**Stated goal 1**.
Answer the following questions using the bakery review:
(a) At what street address is the bakery located?
(b) What was the price of the spinach mushroom tart?
(c) What two ingredients is the walnut apricot scone actually made of?
**Stated goal 2**.
Summarize the bakery review in two sentences.

O

Once Upon A Tart…

Yup, that’s the name of the bakery/cafe that is located in 135 Sullivan Street (near Houston St) in SoHo. I’ve been to this adorable bakery a few times for the past couple of years. Mostly pastries, they did have good madelines and biscottis. Well, after sifting through their own cookbook again in Strands Books, made me want to come back to this place. (I know the photo isn’t balanced and all, but I was in a hurry. Sorry.).

The foods I’ve tried were their walnut apricot scone ($2.25), pumpkin cranberry biscotti ($1), a spinach mushroom tart ($5.50) and an iced tea ($2.25).
In case you’re wondering, no I did not eat all of this in one sitting. This is my breakfast (I ate in there: scone, biscotti and iced tea were my breakfast) and lunch (in Queens, with a friend: the tart).

When I ordered the scone, I just read the sign that had all the available offerings of scone, so when I read “Walnut apricot scone,” I didn’t expect to see that. I thought it was a huge cookie when they had it on display. I had a different image in mind. Oh well. The scone really looks like a huge thumbprint cookie. What I had in mind was a scone with chunks of walnuts and dried apricots. This scone is actually made of walnut flour and apricot jam. That’s a mild surprise to me. Well, the good part was that the scone was still warm when I tried to break the scone in half to get a photo of the interior. It tasted pretty good. The walnut flour gave it a earthy, nutty, and a slight bitter flavor, since it is a walnut. The apricot jam gives it a nice, sweet and tart contrast to the nutty flavor of the scone itself. It very good but it’s not traditional.

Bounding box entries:
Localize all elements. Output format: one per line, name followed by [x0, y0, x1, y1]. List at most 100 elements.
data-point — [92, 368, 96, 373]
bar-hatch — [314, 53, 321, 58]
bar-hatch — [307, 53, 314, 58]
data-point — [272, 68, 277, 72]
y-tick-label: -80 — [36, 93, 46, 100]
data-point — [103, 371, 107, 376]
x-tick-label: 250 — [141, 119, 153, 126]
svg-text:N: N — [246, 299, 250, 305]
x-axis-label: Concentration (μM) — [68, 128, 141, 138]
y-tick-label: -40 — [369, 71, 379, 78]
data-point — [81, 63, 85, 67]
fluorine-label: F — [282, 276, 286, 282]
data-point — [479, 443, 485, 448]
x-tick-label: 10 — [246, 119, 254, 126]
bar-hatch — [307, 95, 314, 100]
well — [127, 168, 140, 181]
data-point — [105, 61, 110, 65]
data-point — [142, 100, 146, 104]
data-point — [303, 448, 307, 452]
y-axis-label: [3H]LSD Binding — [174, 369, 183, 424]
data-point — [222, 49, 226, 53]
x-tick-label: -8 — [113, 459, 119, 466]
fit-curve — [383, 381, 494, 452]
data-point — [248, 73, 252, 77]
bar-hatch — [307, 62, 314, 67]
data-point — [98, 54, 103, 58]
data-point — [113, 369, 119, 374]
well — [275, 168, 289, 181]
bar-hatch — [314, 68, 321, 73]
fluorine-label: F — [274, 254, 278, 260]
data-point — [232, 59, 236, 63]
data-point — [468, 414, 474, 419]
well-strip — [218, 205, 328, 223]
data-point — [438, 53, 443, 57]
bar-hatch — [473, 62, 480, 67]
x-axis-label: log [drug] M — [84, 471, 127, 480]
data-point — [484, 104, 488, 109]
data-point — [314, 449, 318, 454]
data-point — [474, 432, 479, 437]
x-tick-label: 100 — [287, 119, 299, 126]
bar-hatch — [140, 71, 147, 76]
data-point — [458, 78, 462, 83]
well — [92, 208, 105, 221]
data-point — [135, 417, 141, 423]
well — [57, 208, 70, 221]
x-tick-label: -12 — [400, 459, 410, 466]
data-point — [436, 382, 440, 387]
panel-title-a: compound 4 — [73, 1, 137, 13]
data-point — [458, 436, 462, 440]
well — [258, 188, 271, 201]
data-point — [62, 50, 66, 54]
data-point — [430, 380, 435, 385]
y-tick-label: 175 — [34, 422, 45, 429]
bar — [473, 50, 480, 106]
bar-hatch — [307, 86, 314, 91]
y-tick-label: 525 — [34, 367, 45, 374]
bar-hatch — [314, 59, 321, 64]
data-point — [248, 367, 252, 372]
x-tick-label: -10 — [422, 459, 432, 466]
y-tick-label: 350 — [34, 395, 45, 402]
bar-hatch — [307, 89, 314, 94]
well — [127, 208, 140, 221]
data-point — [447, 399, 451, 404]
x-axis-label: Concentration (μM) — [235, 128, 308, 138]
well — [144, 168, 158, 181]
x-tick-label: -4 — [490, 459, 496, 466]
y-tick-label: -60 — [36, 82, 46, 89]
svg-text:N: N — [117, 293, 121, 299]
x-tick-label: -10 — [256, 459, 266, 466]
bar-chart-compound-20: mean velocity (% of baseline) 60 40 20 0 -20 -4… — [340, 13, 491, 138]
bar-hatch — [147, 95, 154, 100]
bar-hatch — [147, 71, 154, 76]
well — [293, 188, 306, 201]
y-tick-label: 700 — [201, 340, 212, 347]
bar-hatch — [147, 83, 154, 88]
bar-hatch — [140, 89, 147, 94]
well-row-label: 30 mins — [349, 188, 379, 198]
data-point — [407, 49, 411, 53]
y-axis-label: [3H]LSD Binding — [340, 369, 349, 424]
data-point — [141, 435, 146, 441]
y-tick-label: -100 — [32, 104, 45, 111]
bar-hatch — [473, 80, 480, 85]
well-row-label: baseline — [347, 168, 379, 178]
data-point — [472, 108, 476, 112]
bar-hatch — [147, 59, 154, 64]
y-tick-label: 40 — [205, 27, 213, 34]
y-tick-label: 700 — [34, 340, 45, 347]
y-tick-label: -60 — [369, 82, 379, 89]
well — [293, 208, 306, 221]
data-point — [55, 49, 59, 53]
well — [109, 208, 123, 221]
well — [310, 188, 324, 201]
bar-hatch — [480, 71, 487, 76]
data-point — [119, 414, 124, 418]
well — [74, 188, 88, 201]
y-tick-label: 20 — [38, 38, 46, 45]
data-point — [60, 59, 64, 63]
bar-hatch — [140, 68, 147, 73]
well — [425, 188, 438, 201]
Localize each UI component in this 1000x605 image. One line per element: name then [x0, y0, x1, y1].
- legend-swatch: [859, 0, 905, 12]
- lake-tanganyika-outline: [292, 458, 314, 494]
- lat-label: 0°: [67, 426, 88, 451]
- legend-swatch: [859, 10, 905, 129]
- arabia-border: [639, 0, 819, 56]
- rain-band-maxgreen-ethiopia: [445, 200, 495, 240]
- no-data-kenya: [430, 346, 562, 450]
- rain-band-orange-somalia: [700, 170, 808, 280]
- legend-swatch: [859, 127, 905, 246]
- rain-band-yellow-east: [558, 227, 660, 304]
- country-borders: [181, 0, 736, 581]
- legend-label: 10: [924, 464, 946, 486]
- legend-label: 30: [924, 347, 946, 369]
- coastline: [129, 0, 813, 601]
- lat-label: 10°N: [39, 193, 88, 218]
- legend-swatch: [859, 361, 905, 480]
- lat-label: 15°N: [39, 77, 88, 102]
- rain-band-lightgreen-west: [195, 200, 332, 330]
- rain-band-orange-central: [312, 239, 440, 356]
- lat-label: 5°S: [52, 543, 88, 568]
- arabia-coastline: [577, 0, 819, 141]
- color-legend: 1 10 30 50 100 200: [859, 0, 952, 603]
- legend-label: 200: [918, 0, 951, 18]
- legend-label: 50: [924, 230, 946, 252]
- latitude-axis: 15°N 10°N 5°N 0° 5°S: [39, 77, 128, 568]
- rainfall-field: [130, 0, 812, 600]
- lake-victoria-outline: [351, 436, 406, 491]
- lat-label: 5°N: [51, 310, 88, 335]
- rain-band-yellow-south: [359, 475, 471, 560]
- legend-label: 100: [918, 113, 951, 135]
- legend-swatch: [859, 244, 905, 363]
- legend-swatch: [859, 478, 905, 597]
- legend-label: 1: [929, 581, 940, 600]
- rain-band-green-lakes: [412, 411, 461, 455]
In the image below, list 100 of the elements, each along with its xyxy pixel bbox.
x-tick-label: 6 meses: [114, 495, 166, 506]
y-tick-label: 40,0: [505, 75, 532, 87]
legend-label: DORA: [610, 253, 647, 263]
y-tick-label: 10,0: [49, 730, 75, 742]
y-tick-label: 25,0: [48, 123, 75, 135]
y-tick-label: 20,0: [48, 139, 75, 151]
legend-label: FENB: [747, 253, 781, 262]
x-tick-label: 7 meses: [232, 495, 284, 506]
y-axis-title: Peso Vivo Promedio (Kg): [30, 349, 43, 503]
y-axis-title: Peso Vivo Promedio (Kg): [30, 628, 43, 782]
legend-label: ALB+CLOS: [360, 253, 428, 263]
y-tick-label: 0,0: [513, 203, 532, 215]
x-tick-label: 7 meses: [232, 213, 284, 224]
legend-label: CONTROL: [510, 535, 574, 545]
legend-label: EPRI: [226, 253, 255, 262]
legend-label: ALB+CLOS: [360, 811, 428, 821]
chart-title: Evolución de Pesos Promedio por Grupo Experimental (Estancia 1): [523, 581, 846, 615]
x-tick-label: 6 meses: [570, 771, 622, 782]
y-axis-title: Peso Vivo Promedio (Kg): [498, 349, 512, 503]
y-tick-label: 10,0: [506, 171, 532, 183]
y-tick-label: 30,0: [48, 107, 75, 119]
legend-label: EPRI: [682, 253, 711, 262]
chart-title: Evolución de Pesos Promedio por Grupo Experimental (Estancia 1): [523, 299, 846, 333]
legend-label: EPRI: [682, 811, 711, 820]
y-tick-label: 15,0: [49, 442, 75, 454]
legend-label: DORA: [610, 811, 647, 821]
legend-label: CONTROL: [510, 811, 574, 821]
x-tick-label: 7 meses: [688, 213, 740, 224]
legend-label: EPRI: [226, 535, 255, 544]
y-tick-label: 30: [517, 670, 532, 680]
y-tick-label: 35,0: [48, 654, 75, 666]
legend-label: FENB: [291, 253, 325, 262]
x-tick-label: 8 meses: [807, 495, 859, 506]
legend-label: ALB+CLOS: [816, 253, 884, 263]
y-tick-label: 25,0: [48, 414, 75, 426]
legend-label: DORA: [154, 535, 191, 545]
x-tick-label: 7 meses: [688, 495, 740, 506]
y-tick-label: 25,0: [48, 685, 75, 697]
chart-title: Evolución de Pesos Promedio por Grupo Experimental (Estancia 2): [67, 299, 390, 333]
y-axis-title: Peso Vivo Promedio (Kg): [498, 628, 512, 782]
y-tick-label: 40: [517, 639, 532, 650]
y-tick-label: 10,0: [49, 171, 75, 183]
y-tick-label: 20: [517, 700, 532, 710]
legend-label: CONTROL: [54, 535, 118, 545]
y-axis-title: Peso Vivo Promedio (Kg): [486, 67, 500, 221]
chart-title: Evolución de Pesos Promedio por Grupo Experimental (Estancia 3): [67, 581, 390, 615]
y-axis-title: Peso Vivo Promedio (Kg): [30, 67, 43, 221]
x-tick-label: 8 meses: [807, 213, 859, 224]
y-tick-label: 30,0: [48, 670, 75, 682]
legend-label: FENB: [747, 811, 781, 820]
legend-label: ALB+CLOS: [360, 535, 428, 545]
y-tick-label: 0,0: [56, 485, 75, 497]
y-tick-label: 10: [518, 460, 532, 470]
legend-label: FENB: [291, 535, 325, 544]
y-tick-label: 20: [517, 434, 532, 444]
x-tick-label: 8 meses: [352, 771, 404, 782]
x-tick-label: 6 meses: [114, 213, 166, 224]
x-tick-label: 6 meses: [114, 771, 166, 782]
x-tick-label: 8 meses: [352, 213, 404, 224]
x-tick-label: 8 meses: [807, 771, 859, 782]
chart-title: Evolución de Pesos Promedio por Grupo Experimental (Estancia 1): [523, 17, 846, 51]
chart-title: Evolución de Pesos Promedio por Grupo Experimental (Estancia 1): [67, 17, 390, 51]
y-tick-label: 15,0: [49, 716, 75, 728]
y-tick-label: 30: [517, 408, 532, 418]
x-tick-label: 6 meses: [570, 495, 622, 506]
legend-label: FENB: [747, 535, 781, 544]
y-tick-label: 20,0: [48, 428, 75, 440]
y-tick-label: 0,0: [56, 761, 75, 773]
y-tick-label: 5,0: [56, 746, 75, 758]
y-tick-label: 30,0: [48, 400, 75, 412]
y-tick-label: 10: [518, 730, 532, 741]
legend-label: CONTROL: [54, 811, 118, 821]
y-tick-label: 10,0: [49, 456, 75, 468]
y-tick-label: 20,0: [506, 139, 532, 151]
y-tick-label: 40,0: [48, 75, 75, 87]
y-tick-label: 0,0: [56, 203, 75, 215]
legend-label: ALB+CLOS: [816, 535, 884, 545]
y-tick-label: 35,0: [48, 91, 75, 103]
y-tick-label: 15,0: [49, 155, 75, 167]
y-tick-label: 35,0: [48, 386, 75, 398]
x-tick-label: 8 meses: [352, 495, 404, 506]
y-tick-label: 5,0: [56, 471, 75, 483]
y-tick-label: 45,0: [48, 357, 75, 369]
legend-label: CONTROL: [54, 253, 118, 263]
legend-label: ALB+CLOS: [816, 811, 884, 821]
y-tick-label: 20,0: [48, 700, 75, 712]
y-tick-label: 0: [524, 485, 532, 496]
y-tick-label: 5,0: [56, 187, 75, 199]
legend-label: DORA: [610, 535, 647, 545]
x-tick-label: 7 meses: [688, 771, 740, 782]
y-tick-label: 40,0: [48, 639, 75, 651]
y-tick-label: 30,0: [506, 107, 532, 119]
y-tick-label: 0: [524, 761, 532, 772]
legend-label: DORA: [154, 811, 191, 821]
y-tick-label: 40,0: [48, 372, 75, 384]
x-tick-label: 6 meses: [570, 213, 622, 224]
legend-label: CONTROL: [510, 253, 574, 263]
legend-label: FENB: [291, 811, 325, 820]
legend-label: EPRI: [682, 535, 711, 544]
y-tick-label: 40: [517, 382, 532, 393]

**Task solution 1**.
(a) 135 Sullivan Street
(b) $5.50
(c) Walnut flour and apricot jam

**Task solution 2**.
The writer came back to Once Upon A Tart, a SoHo bakery/cafe at 135 Sullivan Street, and tried a walnut apricot scone, a pumpkin cranberry biscotti, a spinach mushroom tart and an iced tea. The scone was made of walnut flour and apricot jam rather than chunks of walnuts and dried apricots, and the writer found it very good but not traditional.